** start of RECORDS SHOWN **
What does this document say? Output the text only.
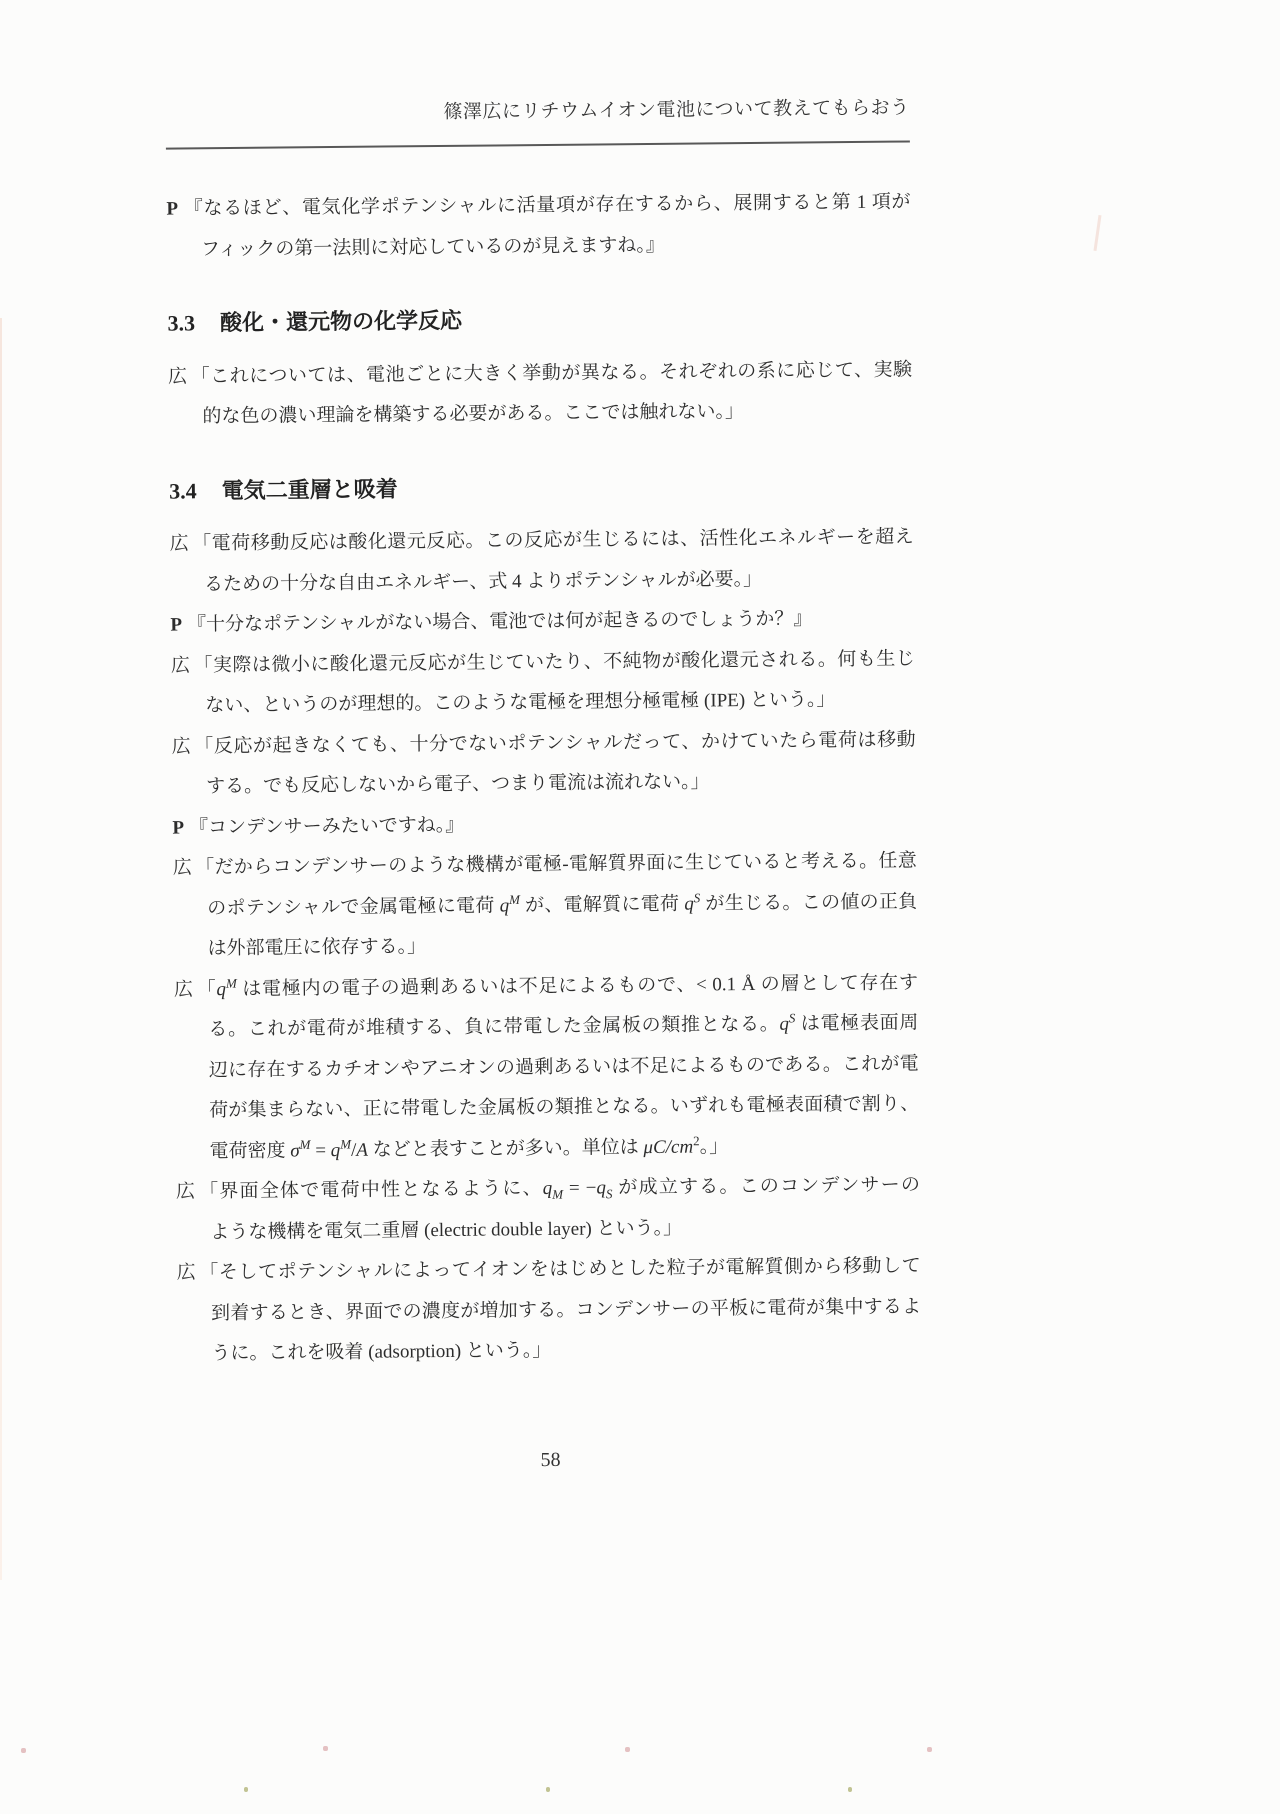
篠澤広にリチウムイオン電池について教えてもらおう
P 『なるほど、電気化学ポテンシャルに活量項が存在するから、展開すると第 1 項が
フィックの第一法則に対応しているのが見えますね。』
3.3 酸化・還元物の化学反応
広 「これについては、電池ごとに大きく挙動が異なる。それぞれの系に応じて、実験
的な色の濃い理論を構築する必要がある。ここでは触れない。」
3.4 電気二重層と吸着
広 「電荷移動反応は酸化還元反応。この反応が生じるには、活性化エネルギーを超え
るための十分な自由エネルギー、式 4 よりポテンシャルが必要。」
P 『十分なポテンシャルがない場合、電池では何が起きるのでしょうか？』
広 「実際は微小に酸化還元反応が生じていたり、不純物が酸化還元される。何も生じ
ない、というのが理想的。このような電極を理想分極電極 (IPE) という。」
広 「反応が起きなくても、十分でないポテンシャルだって、かけていたら電荷は移動
する。でも反応しないから電子、つまり電流は流れない。」
P 『コンデンサーみたいですね。』
広 「だからコンデンサーのような機構が電極-電解質界面に生じていると考える。任意
のポテンシャルで金属電極に電荷 $q^M$ が、電解質に電荷 $q^S$ が生じる。この値の正負
は外部電圧に依存する。」
広 「$q^M$ は電極内の電子の過剰あるいは不足によるもので、< 0.1 Å の層として存在す
る。これが電荷が堆積する、負に帯電した金属板の類推となる。$q^S$ は電極表面周
辺に存在するカチオンやアニオンの過剰あるいは不足によるものである。これが電
荷が集まらない、正に帯電した金属板の類推となる。いずれも電極表面積で割り、
電荷密度 $\sigma^M = q^M/A$ などと表すことが多い。単位は $\mu C/cm^2$。」
広 「界面全体で電荷中性となるように、$q_M = -q_S$ が成立する。このコンデンサーの
ような機構を電気二重層 (electric double layer) という。」
広 「そしてポテンシャルによってイオンをはじめとした粒子が電解質側から移動して
到着するとき、界面での濃度が増加する。コンデンサーの平板に電荷が集中するよ
うに。これを吸着 (adsorption) という。」
58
** end of RECORDS SHOWN **
[PROBLEM REQUIREMENTS] Copy everything in the records above except the pictures, exactly as written.

[EXERCISE ANSWER]
What does this document say? Output the text only.
篠澤広にリチウムイオン電池について教えてもらおう
P 『なるほど、電気化学ポテンシャルに活量項が存在するから、展開すると第 1 項が
フィックの第一法則に対応しているのが見えますね。』
3.3 酸化・還元物の化学反応
広 「これについては、電池ごとに大きく挙動が異なる。それぞれの系に応じて、実験
的な色の濃い理論を構築する必要がある。ここでは触れない。」
3.4 電気二重層と吸着
広 「電荷移動反応は酸化還元反応。この反応が生じるには、活性化エネルギーを超え
るための十分な自由エネルギー、式 4 よりポテンシャルが必要。」
P 『十分なポテンシャルがない場合、電池では何が起きるのでしょうか？』
広 「実際は微小に酸化還元反応が生じていたり、不純物が酸化還元される。何も生じ
ない、というのが理想的。このような電極を理想分極電極 (IPE) という。」
広 「反応が起きなくても、十分でないポテンシャルだって、かけていたら電荷は移動
する。でも反応しないから電子、つまり電流は流れない。」
P 『コンデンサーみたいですね。』
広 「だからコンデンサーのような機構が電極-電解質界面に生じていると考える。任意
のポテンシャルで金属電極に電荷 $q^M$ が、電解質に電荷 $q^S$ が生じる。この値の正負
は外部電圧に依存する。」
広 「$q^M$ は電極内の電子の過剰あるいは不足によるもので、< 0.1 Å の層として存在す
る。これが電荷が堆積する、負に帯電した金属板の類推となる。$q^S$ は電極表面周
辺に存在するカチオンやアニオンの過剰あるいは不足によるものである。これが電
荷が集まらない、正に帯電した金属板の類推となる。いずれも電極表面積で割り、
電荷密度 $\sigma^M = q^M/A$ などと表すことが多い。単位は $\mu C/cm^2$。」
広 「界面全体で電荷中性となるように、$q_M = -q_S$ が成立する。このコンデンサーの
ような機構を電気二重層 (electric double layer) という。」
広 「そしてポテンシャルによってイオンをはじめとした粒子が電解質側から移動して
到着するとき、界面での濃度が増加する。コンデンサーの平板に電荷が集中するよ
うに。これを吸着 (adsorption) という。」
58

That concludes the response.